<<<<

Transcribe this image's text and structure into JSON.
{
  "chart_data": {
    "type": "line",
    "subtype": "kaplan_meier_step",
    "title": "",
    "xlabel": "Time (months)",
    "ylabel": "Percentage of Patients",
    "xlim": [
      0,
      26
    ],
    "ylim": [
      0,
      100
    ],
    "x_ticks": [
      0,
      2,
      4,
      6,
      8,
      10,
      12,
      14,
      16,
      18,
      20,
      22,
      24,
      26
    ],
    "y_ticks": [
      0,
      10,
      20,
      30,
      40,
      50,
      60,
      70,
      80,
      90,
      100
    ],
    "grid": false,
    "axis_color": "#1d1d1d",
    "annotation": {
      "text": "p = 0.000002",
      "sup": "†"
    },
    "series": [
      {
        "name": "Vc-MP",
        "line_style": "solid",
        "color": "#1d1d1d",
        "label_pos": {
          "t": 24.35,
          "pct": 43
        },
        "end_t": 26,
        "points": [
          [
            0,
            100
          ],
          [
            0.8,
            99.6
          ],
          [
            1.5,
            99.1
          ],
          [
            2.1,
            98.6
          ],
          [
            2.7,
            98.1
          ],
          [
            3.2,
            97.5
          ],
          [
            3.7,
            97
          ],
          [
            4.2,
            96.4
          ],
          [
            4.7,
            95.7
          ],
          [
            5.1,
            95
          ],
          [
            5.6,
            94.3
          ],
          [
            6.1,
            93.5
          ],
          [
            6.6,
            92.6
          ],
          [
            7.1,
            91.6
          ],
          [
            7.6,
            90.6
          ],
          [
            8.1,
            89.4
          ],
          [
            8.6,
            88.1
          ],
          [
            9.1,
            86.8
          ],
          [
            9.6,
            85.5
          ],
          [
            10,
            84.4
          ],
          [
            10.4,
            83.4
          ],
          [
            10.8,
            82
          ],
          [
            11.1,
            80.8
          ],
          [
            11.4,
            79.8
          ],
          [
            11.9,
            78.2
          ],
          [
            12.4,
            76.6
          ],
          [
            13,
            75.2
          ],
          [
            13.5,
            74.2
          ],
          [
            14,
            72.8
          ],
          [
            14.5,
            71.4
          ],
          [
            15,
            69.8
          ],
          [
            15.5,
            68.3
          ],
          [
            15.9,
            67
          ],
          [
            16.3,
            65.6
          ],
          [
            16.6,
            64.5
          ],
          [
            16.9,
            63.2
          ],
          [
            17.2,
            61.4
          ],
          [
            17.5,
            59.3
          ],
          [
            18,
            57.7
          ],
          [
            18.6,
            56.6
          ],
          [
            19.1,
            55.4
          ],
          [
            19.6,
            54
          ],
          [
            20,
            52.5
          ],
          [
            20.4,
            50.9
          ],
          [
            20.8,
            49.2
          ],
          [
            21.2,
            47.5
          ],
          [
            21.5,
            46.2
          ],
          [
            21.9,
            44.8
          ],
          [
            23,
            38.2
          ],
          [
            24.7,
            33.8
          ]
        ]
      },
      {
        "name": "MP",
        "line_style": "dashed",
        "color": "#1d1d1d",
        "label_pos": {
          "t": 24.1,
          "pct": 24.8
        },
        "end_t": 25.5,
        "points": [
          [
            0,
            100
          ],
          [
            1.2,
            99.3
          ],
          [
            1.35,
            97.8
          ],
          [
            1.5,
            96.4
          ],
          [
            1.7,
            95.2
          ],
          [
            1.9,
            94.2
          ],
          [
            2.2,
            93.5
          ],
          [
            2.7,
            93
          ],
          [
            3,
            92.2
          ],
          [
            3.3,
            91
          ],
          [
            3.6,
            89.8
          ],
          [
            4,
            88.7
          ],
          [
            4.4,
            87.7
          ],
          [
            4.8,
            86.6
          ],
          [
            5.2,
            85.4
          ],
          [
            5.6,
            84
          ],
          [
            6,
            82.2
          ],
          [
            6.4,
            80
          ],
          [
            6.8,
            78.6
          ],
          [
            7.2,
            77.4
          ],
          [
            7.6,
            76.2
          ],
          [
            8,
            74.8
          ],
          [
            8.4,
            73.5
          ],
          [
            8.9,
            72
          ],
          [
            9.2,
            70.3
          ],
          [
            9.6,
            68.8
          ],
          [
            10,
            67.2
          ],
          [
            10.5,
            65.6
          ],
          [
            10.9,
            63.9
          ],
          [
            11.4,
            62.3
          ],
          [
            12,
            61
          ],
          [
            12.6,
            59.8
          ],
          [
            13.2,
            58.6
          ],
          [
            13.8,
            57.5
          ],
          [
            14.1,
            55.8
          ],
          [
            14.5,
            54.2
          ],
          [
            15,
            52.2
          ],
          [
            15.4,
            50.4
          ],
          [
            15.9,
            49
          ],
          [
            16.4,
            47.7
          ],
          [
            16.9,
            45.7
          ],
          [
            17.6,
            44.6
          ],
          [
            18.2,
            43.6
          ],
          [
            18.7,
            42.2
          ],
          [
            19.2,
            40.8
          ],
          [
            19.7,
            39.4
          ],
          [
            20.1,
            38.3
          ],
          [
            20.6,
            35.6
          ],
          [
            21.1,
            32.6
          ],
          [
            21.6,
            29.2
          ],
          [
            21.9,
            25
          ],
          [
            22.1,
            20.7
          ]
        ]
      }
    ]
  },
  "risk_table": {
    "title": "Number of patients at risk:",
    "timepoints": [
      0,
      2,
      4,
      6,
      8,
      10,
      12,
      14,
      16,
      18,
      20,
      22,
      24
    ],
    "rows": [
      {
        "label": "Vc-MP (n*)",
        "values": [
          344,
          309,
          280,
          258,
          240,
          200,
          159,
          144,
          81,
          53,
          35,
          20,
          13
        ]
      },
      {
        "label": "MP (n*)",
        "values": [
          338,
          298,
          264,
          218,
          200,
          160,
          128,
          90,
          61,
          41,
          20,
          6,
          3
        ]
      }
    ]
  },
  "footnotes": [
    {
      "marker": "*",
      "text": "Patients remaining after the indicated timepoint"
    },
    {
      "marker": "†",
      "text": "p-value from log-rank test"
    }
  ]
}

>>>>

EXERCISE INSTRUCTIONS: Output all of the records above exactly as they appear.

YOUR SOLUTION:
Transcribe this image's text and structure into JSON.
{
  "chart_data": {
    "type": "line",
    "subtype": "kaplan_meier_step",
    "title": "",
    "xlabel": "Time (months)",
    "ylabel": "Percentage of Patients",
    "xlim": [
      0,
      26
    ],
    "ylim": [
      0,
      100
    ],
    "x_ticks": [
      0,
      2,
      4,
      6,
      8,
      10,
      12,
      14,
      16,
      18,
      20,
      22,
      24,
      26
    ],
    "y_ticks": [
      0,
      10,
      20,
      30,
      40,
      50,
      60,
      70,
      80,
      90,
      100
    ],
    "grid": false,
    "axis_color": "#1d1d1d",
    "annotation": {
      "text": "p = 0.000002",
      "sup": "†"
    },
    "series": [
      {
        "name": "Vc-MP",
        "line_style": "solid",
        "color": "#1d1d1d",
        "label_pos": {
          "t": 24.35,
          "pct": 43
        },
        "end_t": 26,
        "points": [
          [
            0,
            100
          ],
          [
            0.8,
            99.6
          ],
          [
            1.5,
            99.1
          ],
          [
            2.1,
            98.6
          ],
          [
            2.7,
            98.1
          ],
          [
            3.2,
            97.5
          ],
          [
            3.7,
            97
          ],
          [
            4.2,
            96.4
          ],
          [
            4.7,
            95.7
          ],
          [
            5.1,
            95
          ],
          [
            5.6,
            94.3
          ],
          [
            6.1,
            93.5
          ],
          [
            6.6,
            92.6
          ],
          [
            7.1,
            91.6
          ],
          [
            7.6,
            90.6
          ],
          [
            8.1,
            89.4
          ],
          [
            8.6,
            88.1
          ],
          [
            9.1,
            86.8
          ],
          [
            9.6,
            85.5
          ],
          [
            10,
            84.4
          ],
          [
            10.4,
            83.4
          ],
          [
            10.8,
            82
          ],
          [
            11.1,
            80.8
          ],
          [
            11.4,
            79.8
          ],
          [
            11.9,
            78.2
          ],
          [
            12.4,
            76.6
          ],
          [
            13,
            75.2
          ],
          [
            13.5,
            74.2
          ],
          [
            14,
            72.8
          ],
          [
            14.5,
            71.4
          ],
          [
            15,
            69.8
          ],
          [
            15.5,
            68.3
          ],
          [
            15.9,
            67
          ],
          [
            16.3,
            65.6
          ],
          [
            16.6,
            64.5
          ],
          [
            16.9,
            63.2
          ],
          [
            17.2,
            61.4
          ],
          [
            17.5,
            59.3
          ],
          [
            18,
            57.7
          ],
          [
            18.6,
            56.6
          ],
          [
            19.1,
            55.4
          ],
          [
            19.6,
            54
          ],
          [
            20,
            52.5
          ],
          [
            20.4,
            50.9
          ],
          [
            20.8,
            49.2
          ],
          [
            21.2,
            47.5
          ],
          [
            21.5,
            46.2
          ],
          [
            21.9,
            44.8
          ],
          [
            23,
            38.2
          ],
          [
            24.7,
            33.8
          ]
        ]
      },
      {
        "name": "MP",
        "line_style": "dashed",
        "color": "#1d1d1d",
        "label_pos": {
          "t": 24.1,
          "pct": 24.8
        },
        "end_t": 25.5,
        "points": [
          [
            0,
            100
          ],
          [
            1.2,
            99.3
          ],
          [
            1.35,
            97.8
          ],
          [
            1.5,
            96.4
          ],
          [
            1.7,
            95.2
          ],
          [
            1.9,
            94.2
          ],
          [
            2.2,
            93.5
          ],
          [
            2.7,
            93
          ],
          [
            3,
            92.2
          ],
          [
            3.3,
            91
          ],
          [
            3.6,
            89.8
          ],
          [
            4,
            88.7
          ],
          [
            4.4,
            87.7
          ],
          [
            4.8,
            86.6
          ],
          [
            5.2,
            85.4
          ],
          [
            5.6,
            84
          ],
          [
            6,
            82.2
          ],
          [
            6.4,
            80
          ],
          [
            6.8,
            78.6
          ],
          [
            7.2,
            77.4
          ],
          [
            7.6,
            76.2
          ],
          [
            8,
            74.8
          ],
          [
            8.4,
            73.5
          ],
          [
            8.9,
            72
          ],
          [
            9.2,
            70.3
          ],
          [
            9.6,
            68.8
          ],
          [
            10,
            67.2
          ],
          [
            10.5,
            65.6
          ],
          [
            10.9,
            63.9
          ],
          [
            11.4,
            62.3
          ],
          [
            12,
            61
          ],
          [
            12.6,
            59.8
          ],
          [
            13.2,
            58.6
          ],
          [
            13.8,
            57.5
          ],
          [
            14.1,
            55.8
          ],
          [
            14.5,
            54.2
          ],
          [
            15,
            52.2
          ],
          [
            15.4,
            50.4
          ],
          [
            15.9,
            49
          ],
          [
            16.4,
            47.7
          ],
          [
            16.9,
            45.7
          ],
          [
            17.6,
            44.6
          ],
          [
            18.2,
            43.6
          ],
          [
            18.7,
            42.2
          ],
          [
            19.2,
            40.8
          ],
          [
            19.7,
            39.4
          ],
          [
            20.1,
            38.3
          ],
          [
            20.6,
            35.6
          ],
          [
            21.1,
            32.6
          ],
          [
            21.6,
            29.2
          ],
          [
            21.9,
            25
          ],
          [
            22.1,
            20.7
          ]
        ]
      }
    ]
  },
  "risk_table": {
    "title": "Number of patients at risk:",
    "timepoints": [
      0,
      2,
      4,
      6,
      8,
      10,
      12,
      14,
      16,
      18,
      20,
      22,
      24
    ],
    "rows": [
      {
        "label": "Vc-MP (n*)",
        "values": [
          344,
          309,
          280,
          258,
          240,
          200,
          159,
          144,
          81,
          53,
          35,
          20,
          13
        ]
      },
      {
        "label": "MP (n*)",
        "values": [
          338,
          298,
          264,
          218,
          200,
          160,
          128,
          90,
          61,
          41,
          20,
          6,
          3
        ]
      }
    ]
  },
  "footnotes": [
    {
      "marker": "*",
      "text": "Patients remaining after the indicated timepoint"
    },
    {
      "marker": "†",
      "text": "p-value from log-rank test"
    }
  ]
}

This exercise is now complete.